*** Extracted information

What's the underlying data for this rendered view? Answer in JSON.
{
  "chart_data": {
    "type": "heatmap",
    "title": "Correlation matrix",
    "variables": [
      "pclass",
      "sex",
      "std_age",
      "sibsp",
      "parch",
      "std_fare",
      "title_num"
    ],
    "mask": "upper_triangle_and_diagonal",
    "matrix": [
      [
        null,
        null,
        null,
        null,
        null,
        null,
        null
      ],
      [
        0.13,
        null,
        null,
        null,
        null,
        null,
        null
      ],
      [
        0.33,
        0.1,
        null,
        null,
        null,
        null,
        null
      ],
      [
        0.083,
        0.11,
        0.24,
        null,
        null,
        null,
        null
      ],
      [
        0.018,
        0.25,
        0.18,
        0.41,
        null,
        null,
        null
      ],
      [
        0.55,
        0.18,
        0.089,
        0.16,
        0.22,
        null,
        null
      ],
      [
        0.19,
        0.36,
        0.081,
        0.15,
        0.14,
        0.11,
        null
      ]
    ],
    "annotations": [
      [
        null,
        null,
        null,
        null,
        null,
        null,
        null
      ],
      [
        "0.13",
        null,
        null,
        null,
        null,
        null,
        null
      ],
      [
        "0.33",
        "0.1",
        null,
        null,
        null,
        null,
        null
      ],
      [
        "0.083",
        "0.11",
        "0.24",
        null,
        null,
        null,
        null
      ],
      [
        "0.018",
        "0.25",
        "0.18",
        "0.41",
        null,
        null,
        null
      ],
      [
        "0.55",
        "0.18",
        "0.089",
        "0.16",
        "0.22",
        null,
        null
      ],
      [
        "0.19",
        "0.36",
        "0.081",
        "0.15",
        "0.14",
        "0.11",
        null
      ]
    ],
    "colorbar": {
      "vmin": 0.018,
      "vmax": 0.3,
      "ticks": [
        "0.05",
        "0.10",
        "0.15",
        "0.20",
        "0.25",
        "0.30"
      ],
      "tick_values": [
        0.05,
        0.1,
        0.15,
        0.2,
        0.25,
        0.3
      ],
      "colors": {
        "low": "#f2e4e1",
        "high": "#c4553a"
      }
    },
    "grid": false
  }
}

******

Written task: Please reproduce all of the entries exactly as they stand.

In response:
What's the underlying data for this rendered view? Answer in JSON.
{
  "chart_data": {
    "type": "heatmap",
    "title": "Correlation matrix",
    "variables": [
      "pclass",
      "sex",
      "std_age",
      "sibsp",
      "parch",
      "std_fare",
      "title_num"
    ],
    "mask": "upper_triangle_and_diagonal",
    "matrix": [
      [
        null,
        null,
        null,
        null,
        null,
        null,
        null
      ],
      [
        0.13,
        null,
        null,
        null,
        null,
        null,
        null
      ],
      [
        0.33,
        0.1,
        null,
        null,
        null,
        null,
        null
      ],
      [
        0.083,
        0.11,
        0.24,
        null,
        null,
        null,
        null
      ],
      [
        0.018,
        0.25,
        0.18,
        0.41,
        null,
        null,
        null
      ],
      [
        0.55,
        0.18,
        0.089,
        0.16,
        0.22,
        null,
        null
      ],
      [
        0.19,
        0.36,
        0.081,
        0.15,
        0.14,
        0.11,
        null
      ]
    ],
    "annotations": [
      [
        null,
        null,
        null,
        null,
        null,
        null,
        null
      ],
      [
        "0.13",
        null,
        null,
        null,
        null,
        null,
        null
      ],
      [
        "0.33",
        "0.1",
        null,
        null,
        null,
        null,
        null
      ],
      [
        "0.083",
        "0.11",
        "0.24",
        null,
        null,
        null,
        null
      ],
      [
        "0.018",
        "0.25",
        "0.18",
        "0.41",
        null,
        null,
        null
      ],
      [
        "0.55",
        "0.18",
        "0.089",
        "0.16",
        "0.22",
        null,
        null
      ],
      [
        "0.19",
        "0.36",
        "0.081",
        "0.15",
        "0.14",
        "0.11",
        null
      ]
    ],
    "colorbar": {
      "vmin": 0.018,
      "vmax": 0.3,
      "ticks": [
        "0.05",
        "0.10",
        "0.15",
        "0.20",
        "0.25",
        "0.30"
      ],
      "tick_values": [
        0.05,
        0.1,
        0.15,
        0.2,
        0.25,
        0.3
      ],
      "colors": {
        "low": "#f2e4e1",
        "high": "#c4553a"
      }
    },
    "grid": false
  }
}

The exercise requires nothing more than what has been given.